**Data supplied:**
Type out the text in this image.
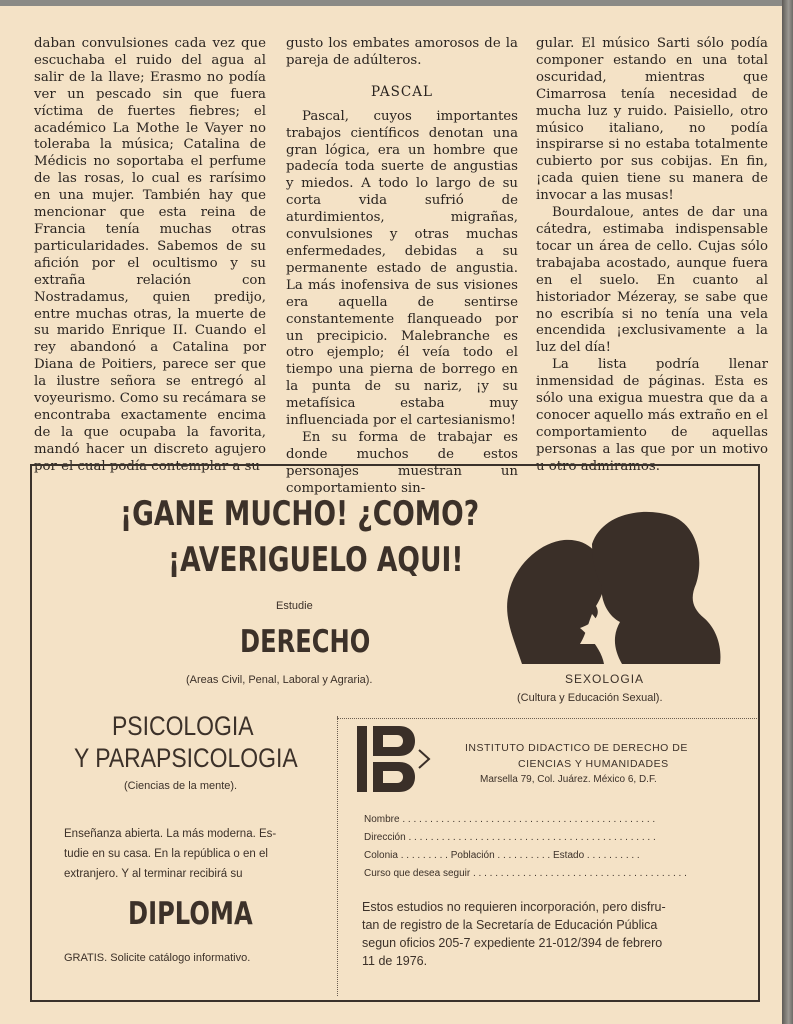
daban convulsiones cada vez que escuchaba el ruido del agua al salir de la llave; Erasmo no podía ver un pescado sin que fuera víctima de fuertes fiebres; el académico La Mothe le Vayer no toleraba la música; Catalina de Médicis no soportaba el perfume de las rosas, lo cual es rarísimo en una mujer. También hay que mencionar que esta reina de Francia tenía muchas otras particularidades. Sabemos de su afición por el ocultismo y su extraña relación con Nostradamus, quien predijo, entre muchas otras, la muerte de su marido Enrique II. Cuando el rey abandonó a Catalina por Diana de Poitiers, parece ser que la ilustre señora se entregó al voyeurismo. Como su recámara se encontraba exactamente encima de la que ocupaba la favorita, mandó hacer un discreto agujero por el cual podía contemplar a su

gusto los embates amorosos de la pareja de adúlteros.

PASCAL

Pascal, cuyos importantes trabajos científicos denotan una gran lógica, era un hombre que padecía toda suerte de angustias y miedos. A todo lo largo de su corta vida sufrió de aturdimientos, migrañas, convulsiones y otras muchas enfermedades, debidas a su permanente estado de angustia. La más inofensiva de sus visiones era aquella de sentirse constantemente flanqueado por un precipicio. Malebranche es otro ejemplo; él veía todo el tiempo una pierna de borrego en la punta de su nariz, ¡y su metafísica estaba muy influenciada por el cartesianismo!

En su forma de trabajar es donde muchos de estos personajes muestran un comportamiento sin-

gular. El músico Sarti sólo podía componer estando en una total oscuridad, mientras que Cimarrosa tenía necesidad de mucha luz y ruido. Paisiello, otro músico italiano, no podía inspirarse si no estaba totalmente cubierto por sus cobijas. En fin, ¡cada quien tiene su manera de invocar a las musas!

Bourdaloue, antes de dar una cátedra, estimaba indispensable tocar un área de cello. Cujas sólo trabajaba acostado, aunque fuera en el suelo. En cuanto al historiador Mézeray, se sabe que no escribía si no tenía una vela encendida ¡exclusivamente a la luz del día!

La lista podría llenar inmensidad de páginas. Esta es sólo una exigua muestra que da a conocer aquello más extraño en el comportamiento de aquellas personas a las que por un motivo u otro admiramos.

¡GANE MUCHO! ¿COMO?
¡AVERIGUELO AQUI!
Estudie
DERECHO
(Areas Civil, Penal, Laboral y Agraria).	SEXOLOGIA
(Cultura y Educación Sexual).
PSICOLOGIA
Y PARAPSICOLOGIA
(Ciencias de la mente).
INSTITUTO DIDACTICO DE DERECHO DE
CIENCIAS Y HUMANIDADES
Marsella 79, Col. Juárez. México 6, D.F.
Enseñanza abierta. La más moderna. Es-
tudie en su casa. En la república o en el
extranjero. Y al terminar recibirá su
DIPLOMA
GRATIS. Solicite catálogo informativo.
Nombre . . . . . . . . . . . . . . . . . . . . . . . . . . . . . . . . . . . . . . . . . . . . . .
Dirección . . . . . . . . . . . . . . . . . . . . . . . . . . . . . . . . . . . . . . . . . . . . .
Colonia . . . . . . . . . Población . . . . . . . . . . Estado . . . . . . . . . .
Curso que desea seguir . . . . . . . . . . . . . . . . . . . . . . . . . . . . . . . . . . . . . . .
Estos estudios no requieren incorporación, pero disfru-
tan de registro de la Secretaría de Educación Pública
segun oficios 205-7 expediente 21-012/394 de febrero
11 de 1976.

**Requirements:**
Return the lines of the records that include the string "comportamiento".

**Task result:**
En su forma de trabajar es donde muchos de estos personajes muestran un comportamiento sin-
La lista podría llenar inmensidad de páginas. Esta es sólo una exigua muestra que da a conocer aquello más extraño en el comportamiento de aquellas personas a las que por un motivo u otro admiramos.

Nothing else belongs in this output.